| PROBLEM REQUIREMENTS |
Print each line exactly as it is given.
:: GIVEN DATA ::
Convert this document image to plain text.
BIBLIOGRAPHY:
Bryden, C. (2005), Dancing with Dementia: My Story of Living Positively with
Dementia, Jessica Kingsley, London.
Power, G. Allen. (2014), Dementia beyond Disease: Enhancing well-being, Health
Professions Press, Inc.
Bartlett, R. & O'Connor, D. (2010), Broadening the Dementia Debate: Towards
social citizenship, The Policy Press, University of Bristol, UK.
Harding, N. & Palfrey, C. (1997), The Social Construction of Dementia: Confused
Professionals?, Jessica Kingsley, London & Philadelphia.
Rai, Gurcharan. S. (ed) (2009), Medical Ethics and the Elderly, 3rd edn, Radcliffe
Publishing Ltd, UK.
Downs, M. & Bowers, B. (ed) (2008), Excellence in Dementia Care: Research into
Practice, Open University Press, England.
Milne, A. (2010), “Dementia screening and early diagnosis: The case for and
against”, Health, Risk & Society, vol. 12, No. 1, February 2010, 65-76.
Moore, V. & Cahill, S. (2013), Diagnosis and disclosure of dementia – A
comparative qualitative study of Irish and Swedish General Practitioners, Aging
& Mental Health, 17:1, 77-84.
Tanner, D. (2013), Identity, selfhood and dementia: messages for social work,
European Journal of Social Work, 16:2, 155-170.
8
:::
| ANSWER FOR THIS EXERCISE |
Convert this document image to plain text.
BIBLIOGRAPHY:
Bryden, C. (2005), Dancing with Dementia: My Story of Living Positively with
Dementia, Jessica Kingsley, London.
Power, G. Allen. (2014), Dementia beyond Disease: Enhancing well-being, Health
Professions Press, Inc.
Bartlett, R. & O'Connor, D. (2010), Broadening the Dementia Debate: Towards
social citizenship, The Policy Press, University of Bristol, UK.
Harding, N. & Palfrey, C. (1997), The Social Construction of Dementia: Confused
Professionals?, Jessica Kingsley, London & Philadelphia.
Rai, Gurcharan. S. (ed) (2009), Medical Ethics and the Elderly, 3rd edn, Radcliffe
Publishing Ltd, UK.
Downs, M. & Bowers, B. (ed) (2008), Excellence in Dementia Care: Research into
Practice, Open University Press, England.
Milne, A. (2010), “Dementia screening and early diagnosis: The case for and
against”, Health, Risk & Society, vol. 12, No. 1, February 2010, 65-76.
Moore, V. & Cahill, S. (2013), Diagnosis and disclosure of dementia – A
comparative qualitative study of Irish and Swedish General Practitioners, Aging
& Mental Health, 17:1, 77-84.
Tanner, D. (2013), Identity, selfhood and dementia: messages for social work,
European Journal of Social Work, 16:2, 155-170.
8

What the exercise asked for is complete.